### Request
Copy the data that follows, character for character, minus the pictures.

### Information shown
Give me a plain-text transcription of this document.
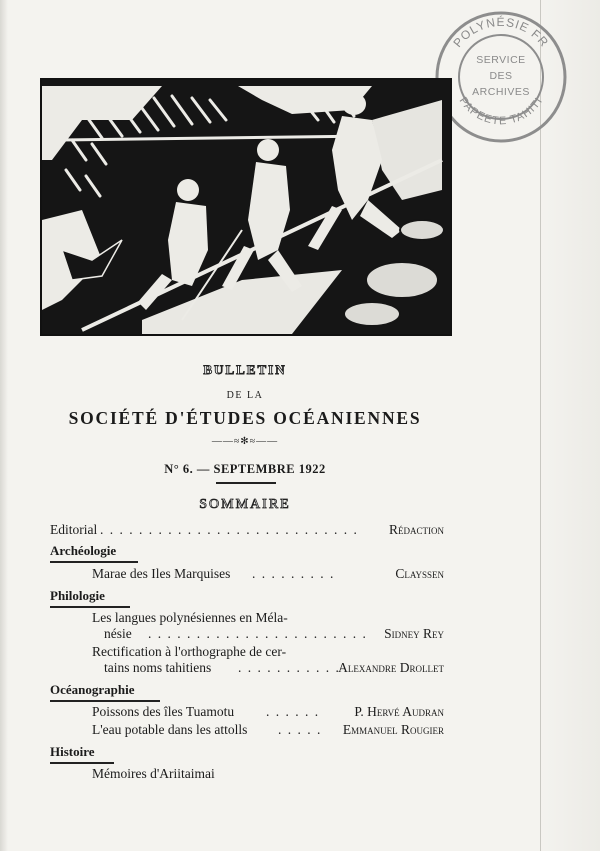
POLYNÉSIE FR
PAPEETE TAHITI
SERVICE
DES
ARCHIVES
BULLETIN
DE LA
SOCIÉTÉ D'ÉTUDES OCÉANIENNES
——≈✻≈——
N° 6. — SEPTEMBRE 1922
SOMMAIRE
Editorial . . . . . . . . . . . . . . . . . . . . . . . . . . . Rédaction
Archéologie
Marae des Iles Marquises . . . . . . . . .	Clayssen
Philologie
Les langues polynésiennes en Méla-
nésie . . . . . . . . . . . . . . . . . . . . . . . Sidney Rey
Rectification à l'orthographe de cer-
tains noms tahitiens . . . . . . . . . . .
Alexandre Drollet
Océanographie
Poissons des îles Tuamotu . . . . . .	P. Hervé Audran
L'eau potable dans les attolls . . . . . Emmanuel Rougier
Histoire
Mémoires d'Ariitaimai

### Final answer
Give me a plain-text transcription of this document.
POLYNÉSIE FR
PAPEETE TAHITI
SERVICE
DES
ARCHIVES
BULLETIN
DE LA
SOCIÉTÉ D'ÉTUDES OCÉANIENNES
——≈✻≈——
N° 6. — SEPTEMBRE 1922
SOMMAIRE
Editorial . . . . . . . . . . . . . . . . . . . . . . . . . . . Rédaction
Archéologie
Marae des Iles Marquises . . . . . . . . .	Clayssen
Philologie
Les langues polynésiennes en Méla-
nésie . . . . . . . . . . . . . . . . . . . . . . . Sidney Rey
Rectification à l'orthographe de cer-
tains noms tahitiens . . . . . . . . . . .
Alexandre Drollet
Océanographie
Poissons des îles Tuamotu . . . . . .	P. Hervé Audran
L'eau potable dans les attolls . . . . . Emmanuel Rougier
Histoire
Mémoires d'Ariitaimai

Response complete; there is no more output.